Recorded data
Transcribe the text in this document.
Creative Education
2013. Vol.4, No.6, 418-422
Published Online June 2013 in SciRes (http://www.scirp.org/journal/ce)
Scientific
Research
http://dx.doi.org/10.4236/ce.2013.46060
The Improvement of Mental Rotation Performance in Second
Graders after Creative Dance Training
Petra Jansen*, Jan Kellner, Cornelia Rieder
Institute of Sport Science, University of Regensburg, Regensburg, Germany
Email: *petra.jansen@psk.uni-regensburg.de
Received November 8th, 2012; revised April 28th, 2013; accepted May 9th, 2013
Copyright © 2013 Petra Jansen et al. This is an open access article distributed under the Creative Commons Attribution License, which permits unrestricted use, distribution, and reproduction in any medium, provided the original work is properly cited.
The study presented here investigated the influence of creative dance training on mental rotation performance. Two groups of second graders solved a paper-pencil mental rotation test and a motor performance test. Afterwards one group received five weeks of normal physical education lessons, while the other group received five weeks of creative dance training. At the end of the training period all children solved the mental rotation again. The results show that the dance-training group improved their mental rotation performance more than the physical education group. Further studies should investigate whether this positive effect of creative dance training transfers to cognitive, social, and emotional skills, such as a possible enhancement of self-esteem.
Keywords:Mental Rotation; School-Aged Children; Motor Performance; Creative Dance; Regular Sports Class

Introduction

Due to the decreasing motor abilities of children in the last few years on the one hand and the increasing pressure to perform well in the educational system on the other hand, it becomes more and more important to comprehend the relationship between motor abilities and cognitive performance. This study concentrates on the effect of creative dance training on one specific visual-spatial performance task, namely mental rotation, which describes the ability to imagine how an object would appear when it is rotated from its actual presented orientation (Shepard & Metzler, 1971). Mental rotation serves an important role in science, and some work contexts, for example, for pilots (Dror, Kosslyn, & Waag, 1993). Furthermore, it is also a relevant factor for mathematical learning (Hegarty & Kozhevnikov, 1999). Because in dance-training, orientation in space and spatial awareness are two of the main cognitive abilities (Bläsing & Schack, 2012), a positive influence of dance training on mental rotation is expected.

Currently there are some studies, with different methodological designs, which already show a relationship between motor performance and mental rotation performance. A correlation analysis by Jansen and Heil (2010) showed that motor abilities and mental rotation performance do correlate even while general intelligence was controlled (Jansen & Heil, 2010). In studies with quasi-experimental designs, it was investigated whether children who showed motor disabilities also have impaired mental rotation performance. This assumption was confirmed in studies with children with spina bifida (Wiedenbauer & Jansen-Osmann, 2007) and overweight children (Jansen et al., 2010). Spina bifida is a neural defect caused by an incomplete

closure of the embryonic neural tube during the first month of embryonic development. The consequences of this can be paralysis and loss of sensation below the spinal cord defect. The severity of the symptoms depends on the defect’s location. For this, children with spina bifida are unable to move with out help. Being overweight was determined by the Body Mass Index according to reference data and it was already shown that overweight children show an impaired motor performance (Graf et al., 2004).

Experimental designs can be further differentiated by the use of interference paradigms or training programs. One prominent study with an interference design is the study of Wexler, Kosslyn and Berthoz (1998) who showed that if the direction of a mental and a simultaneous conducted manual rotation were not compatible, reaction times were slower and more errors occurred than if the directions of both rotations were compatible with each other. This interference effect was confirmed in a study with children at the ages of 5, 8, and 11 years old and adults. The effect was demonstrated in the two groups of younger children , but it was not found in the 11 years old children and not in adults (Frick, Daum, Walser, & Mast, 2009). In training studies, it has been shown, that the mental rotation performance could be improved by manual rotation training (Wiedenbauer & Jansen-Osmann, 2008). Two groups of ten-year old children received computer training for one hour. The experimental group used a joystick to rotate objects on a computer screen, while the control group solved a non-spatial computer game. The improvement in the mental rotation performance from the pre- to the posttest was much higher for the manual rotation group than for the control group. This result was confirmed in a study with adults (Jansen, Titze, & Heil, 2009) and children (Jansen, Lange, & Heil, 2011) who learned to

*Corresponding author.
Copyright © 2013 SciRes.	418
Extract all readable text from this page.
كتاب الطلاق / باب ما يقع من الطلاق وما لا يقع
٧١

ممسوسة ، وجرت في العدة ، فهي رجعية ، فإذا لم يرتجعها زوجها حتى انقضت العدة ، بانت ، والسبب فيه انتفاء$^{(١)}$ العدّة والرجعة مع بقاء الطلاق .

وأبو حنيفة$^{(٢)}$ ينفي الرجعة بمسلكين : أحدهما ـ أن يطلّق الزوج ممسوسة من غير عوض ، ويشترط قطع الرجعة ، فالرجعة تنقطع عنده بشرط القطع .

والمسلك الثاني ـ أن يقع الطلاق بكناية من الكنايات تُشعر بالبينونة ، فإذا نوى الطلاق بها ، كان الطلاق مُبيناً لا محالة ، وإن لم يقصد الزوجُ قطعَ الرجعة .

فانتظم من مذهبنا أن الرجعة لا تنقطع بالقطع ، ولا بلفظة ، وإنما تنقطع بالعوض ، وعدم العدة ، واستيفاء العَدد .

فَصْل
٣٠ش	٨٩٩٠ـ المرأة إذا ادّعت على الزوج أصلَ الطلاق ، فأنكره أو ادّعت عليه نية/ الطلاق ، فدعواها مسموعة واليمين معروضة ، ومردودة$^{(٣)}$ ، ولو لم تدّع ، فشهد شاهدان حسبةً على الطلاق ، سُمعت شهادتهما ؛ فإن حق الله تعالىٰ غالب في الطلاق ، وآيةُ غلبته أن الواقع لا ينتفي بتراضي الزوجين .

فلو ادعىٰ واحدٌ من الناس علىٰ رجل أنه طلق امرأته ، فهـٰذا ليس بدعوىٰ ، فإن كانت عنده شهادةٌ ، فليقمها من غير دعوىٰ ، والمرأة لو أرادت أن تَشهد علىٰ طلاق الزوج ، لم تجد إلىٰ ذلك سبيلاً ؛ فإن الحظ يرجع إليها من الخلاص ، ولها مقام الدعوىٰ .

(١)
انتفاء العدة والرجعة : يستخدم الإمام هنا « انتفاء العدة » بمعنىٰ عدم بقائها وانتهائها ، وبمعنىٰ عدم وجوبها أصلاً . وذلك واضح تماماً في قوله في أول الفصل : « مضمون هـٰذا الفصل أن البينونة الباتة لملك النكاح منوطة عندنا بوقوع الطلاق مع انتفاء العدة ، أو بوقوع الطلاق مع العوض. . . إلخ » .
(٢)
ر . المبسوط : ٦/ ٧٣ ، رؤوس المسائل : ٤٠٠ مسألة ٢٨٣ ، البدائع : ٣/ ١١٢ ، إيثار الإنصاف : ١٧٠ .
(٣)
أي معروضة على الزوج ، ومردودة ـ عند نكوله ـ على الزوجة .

### GIVEN PROBLEM
Pull out and copy each line containing the string "ومردودة".

### CORRECT RESPONSE
٣٠ش	٨٩٩٠ـ المرأة إذا ادّعت على الزوج أصلَ الطلاق ، فأنكره أو ادّعت عليه نية/ الطلاق ، فدعواها مسموعة واليمين معروضة ، ومردودة$^{(٣)}$ ، ولو لم تدّع ، فشهد شاهدان حسبةً على الطلاق ، سُمعت شهادتهما ؛ فإن حق الله تعالىٰ غالب في الطلاق ، وآيةُ غلبته أن الواقع لا ينتفي بتراضي الزوجين .
أي معروضة على الزوج ، ومردودة ـ عند نكوله ـ على الزوجة .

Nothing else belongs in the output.